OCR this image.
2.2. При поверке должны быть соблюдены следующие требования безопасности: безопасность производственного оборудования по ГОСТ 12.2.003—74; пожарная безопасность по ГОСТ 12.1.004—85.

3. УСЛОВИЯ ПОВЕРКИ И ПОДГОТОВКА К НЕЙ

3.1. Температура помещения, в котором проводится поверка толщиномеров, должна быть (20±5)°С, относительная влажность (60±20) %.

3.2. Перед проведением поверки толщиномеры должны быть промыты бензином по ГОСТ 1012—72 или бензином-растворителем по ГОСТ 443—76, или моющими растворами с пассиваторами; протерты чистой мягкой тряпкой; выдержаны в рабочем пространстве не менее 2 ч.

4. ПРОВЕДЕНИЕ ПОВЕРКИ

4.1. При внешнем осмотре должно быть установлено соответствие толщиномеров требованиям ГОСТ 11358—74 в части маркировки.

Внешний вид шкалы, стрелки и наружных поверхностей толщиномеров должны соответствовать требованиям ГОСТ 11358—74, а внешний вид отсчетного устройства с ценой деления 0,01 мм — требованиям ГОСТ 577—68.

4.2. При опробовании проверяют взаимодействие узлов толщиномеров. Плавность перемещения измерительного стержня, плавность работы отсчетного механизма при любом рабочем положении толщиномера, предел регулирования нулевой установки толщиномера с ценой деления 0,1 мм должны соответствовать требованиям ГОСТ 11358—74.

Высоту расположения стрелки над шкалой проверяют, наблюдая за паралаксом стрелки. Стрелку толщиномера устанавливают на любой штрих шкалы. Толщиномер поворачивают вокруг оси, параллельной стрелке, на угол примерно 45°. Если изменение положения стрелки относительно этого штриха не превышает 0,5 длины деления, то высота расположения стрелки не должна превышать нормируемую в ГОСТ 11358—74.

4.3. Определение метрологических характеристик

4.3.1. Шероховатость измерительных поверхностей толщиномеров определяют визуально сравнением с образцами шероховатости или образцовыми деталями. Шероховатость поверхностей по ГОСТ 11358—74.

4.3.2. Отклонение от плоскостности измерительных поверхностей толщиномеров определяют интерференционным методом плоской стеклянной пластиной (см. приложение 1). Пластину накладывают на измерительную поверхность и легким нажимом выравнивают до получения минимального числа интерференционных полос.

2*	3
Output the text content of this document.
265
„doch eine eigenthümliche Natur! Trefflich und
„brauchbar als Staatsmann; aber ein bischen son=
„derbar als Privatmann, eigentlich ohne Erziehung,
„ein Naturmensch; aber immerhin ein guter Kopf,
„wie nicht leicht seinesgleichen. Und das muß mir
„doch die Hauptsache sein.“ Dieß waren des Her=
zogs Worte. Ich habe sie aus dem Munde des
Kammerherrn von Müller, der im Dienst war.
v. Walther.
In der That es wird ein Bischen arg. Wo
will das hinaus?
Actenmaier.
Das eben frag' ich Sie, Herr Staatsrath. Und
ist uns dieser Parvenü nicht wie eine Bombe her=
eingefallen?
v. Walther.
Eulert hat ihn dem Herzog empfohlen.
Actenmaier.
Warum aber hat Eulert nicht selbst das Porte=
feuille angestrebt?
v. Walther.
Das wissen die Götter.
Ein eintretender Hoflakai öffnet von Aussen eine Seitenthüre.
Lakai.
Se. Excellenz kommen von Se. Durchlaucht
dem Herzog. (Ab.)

TO DO » Would you give the material above again, complete and exact?

RESULT OF THE EXERCISE »
OCR this image.
2.2. При поверке должны быть соблюдены следующие требования безопасности: безопасность производственного оборудования по ГОСТ 12.2.003—74; пожарная безопасность по ГОСТ 12.1.004—85.

3. УСЛОВИЯ ПОВЕРКИ И ПОДГОТОВКА К НЕЙ

3.1. Температура помещения, в котором проводится поверка толщиномеров, должна быть (20±5)°С, относительная влажность (60±20) %.

3.2. Перед проведением поверки толщиномеры должны быть промыты бензином по ГОСТ 1012—72 или бензином-растворителем по ГОСТ 443—76, или моющими растворами с пассиваторами; протерты чистой мягкой тряпкой; выдержаны в рабочем пространстве не менее 2 ч.

4. ПРОВЕДЕНИЕ ПОВЕРКИ

4.1. При внешнем осмотре должно быть установлено соответствие толщиномеров требованиям ГОСТ 11358—74 в части маркировки.

Внешний вид шкалы, стрелки и наружных поверхностей толщиномеров должны соответствовать требованиям ГОСТ 11358—74, а внешний вид отсчетного устройства с ценой деления 0,01 мм — требованиям ГОСТ 577—68.

4.2. При опробовании проверяют взаимодействие узлов толщиномеров. Плавность перемещения измерительного стержня, плавность работы отсчетного механизма при любом рабочем положении толщиномера, предел регулирования нулевой установки толщиномера с ценой деления 0,1 мм должны соответствовать требованиям ГОСТ 11358—74.

Высоту расположения стрелки над шкалой проверяют, наблюдая за паралаксом стрелки. Стрелку толщиномера устанавливают на любой штрих шкалы. Толщиномер поворачивают вокруг оси, параллельной стрелке, на угол примерно 45°. Если изменение положения стрелки относительно этого штриха не превышает 0,5 длины деления, то высота расположения стрелки не должна превышать нормируемую в ГОСТ 11358—74.

4.3. Определение метрологических характеристик

4.3.1. Шероховатость измерительных поверхностей толщиномеров определяют визуально сравнением с образцами шероховатости или образцовыми деталями. Шероховатость поверхностей по ГОСТ 11358—74.

4.3.2. Отклонение от плоскостности измерительных поверхностей толщиномеров определяют интерференционным методом плоской стеклянной пластиной (см. приложение 1). Пластину накладывают на измерительную поверхность и легким нажимом выравнивают до получения минимального числа интерференционных полос.

2*	3
Output the text content of this document.
265
„doch eine eigenthümliche Natur! Trefflich und
„brauchbar als Staatsmann; aber ein bischen son=
„derbar als Privatmann, eigentlich ohne Erziehung,
„ein Naturmensch; aber immerhin ein guter Kopf,
„wie nicht leicht seinesgleichen. Und das muß mir
„doch die Hauptsache sein.“ Dieß waren des Her=
zogs Worte. Ich habe sie aus dem Munde des
Kammerherrn von Müller, der im Dienst war.
v. Walther.
In der That es wird ein Bischen arg. Wo
will das hinaus?
Actenmaier.
Das eben frag' ich Sie, Herr Staatsrath. Und
ist uns dieser Parvenü nicht wie eine Bombe her=
eingefallen?
v. Walther.
Eulert hat ihn dem Herzog empfohlen.
Actenmaier.
Warum aber hat Eulert nicht selbst das Porte=
feuille angestrebt?
v. Walther.
Das wissen die Götter.
Ein eintretender Hoflakai öffnet von Aussen eine Seitenthüre.
Lakai.
Se. Excellenz kommen von Se. Durchlaucht
dem Herzog. (Ab.)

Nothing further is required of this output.